• **WHAT NEEDS TO BE DONE**: Write out each line of the listing as it stands, without the images.

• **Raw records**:
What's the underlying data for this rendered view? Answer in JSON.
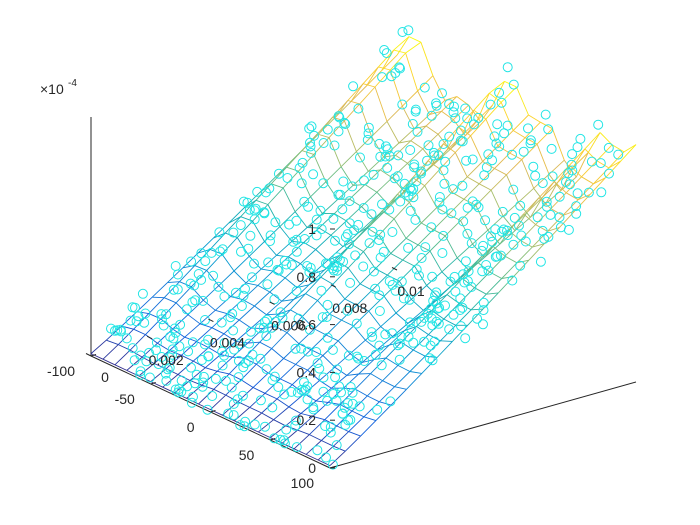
{
  "chart_data": {
    "type": "surface+scatter3d",
    "title": "",
    "xlabel": "",
    "ylabel": "",
    "zlabel": "",
    "xlim": [
      0,
      0.01
    ],
    "ylim": [
      -100,
      100
    ],
    "zlim": [
      0,
      1
    ],
    "z_exponent_label": "×10",
    "z_exponent_power": "-4",
    "x_ticks": [
      0,
      0.002,
      0.004,
      0.006,
      0.008,
      0.01
    ],
    "x_tick_labels": [
      "0",
      "0.002",
      "0.004",
      "0.006",
      "0.008",
      "0.01"
    ],
    "y_ticks": [
      -100,
      -50,
      0,
      50,
      100
    ],
    "y_tick_labels": [
      "-100",
      "-50",
      "0",
      "50",
      "100"
    ],
    "z_ticks": [
      0,
      0.2,
      0.4,
      0.6,
      0.8,
      1
    ],
    "z_tick_labels": [
      "0",
      "0.2",
      "0.4",
      "0.6",
      "0.8",
      "1"
    ],
    "grid": false,
    "colormap": "parula",
    "marker": "o",
    "marker_color": "#22e5e5",
    "mesh_grid": {
      "x": [
        0,
        0.0005,
        0.001,
        0.0015,
        0.002,
        0.0025,
        0.003,
        0.0035,
        0.004,
        0.0045,
        0.005,
        0.0055,
        0.006,
        0.0065,
        0.007,
        0.0075,
        0.008,
        0.0085,
        0.009,
        0.0095,
        0.01
      ],
      "y": [
        -100,
        -90,
        -80,
        -70,
        -60,
        -50,
        -40,
        -30,
        -20,
        -10,
        0,
        10,
        20,
        30,
        40,
        50,
        60,
        70,
        80,
        90,
        100
      ]
    },
    "description_free_values_note": ""
  }
}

• **OUTPUT**:
What's the underlying data for this rendered view? Answer in JSON.
{
  "chart_data": {
    "type": "surface+scatter3d",
    "title": "",
    "xlabel": "",
    "ylabel": "",
    "zlabel": "",
    "xlim": [
      0,
      0.01
    ],
    "ylim": [
      -100,
      100
    ],
    "zlim": [
      0,
      1
    ],
    "z_exponent_label": "×10",
    "z_exponent_power": "-4",
    "x_ticks": [
      0,
      0.002,
      0.004,
      0.006,
      0.008,
      0.01
    ],
    "x_tick_labels": [
      "0",
      "0.002",
      "0.004",
      "0.006",
      "0.008",
      "0.01"
    ],
    "y_ticks": [
      -100,
      -50,
      0,
      50,
      100
    ],
    "y_tick_labels": [
      "-100",
      "-50",
      "0",
      "50",
      "100"
    ],
    "z_ticks": [
      0,
      0.2,
      0.4,
      0.6,
      0.8,
      1
    ],
    "z_tick_labels": [
      "0",
      "0.2",
      "0.4",
      "0.6",
      "0.8",
      "1"
    ],
    "grid": false,
    "colormap": "parula",
    "marker": "o",
    "marker_color": "#22e5e5",
    "mesh_grid": {
      "x": [
        0,
        0.0005,
        0.001,
        0.0015,
        0.002,
        0.0025,
        0.003,
        0.0035,
        0.004,
        0.0045,
        0.005,
        0.0055,
        0.006,
        0.0065,
        0.007,
        0.0075,
        0.008,
        0.0085,
        0.009,
        0.0095,
        0.01
      ],
      "y": [
        -100,
        -90,
        -80,
        -70,
        -60,
        -50,
        -40,
        -30,
        -20,
        -10,
        0,
        10,
        20,
        30,
        40,
        50,
        60,
        70,
        80,
        90,
        100
      ]
    },
    "description_free_values_note": ""
  }
}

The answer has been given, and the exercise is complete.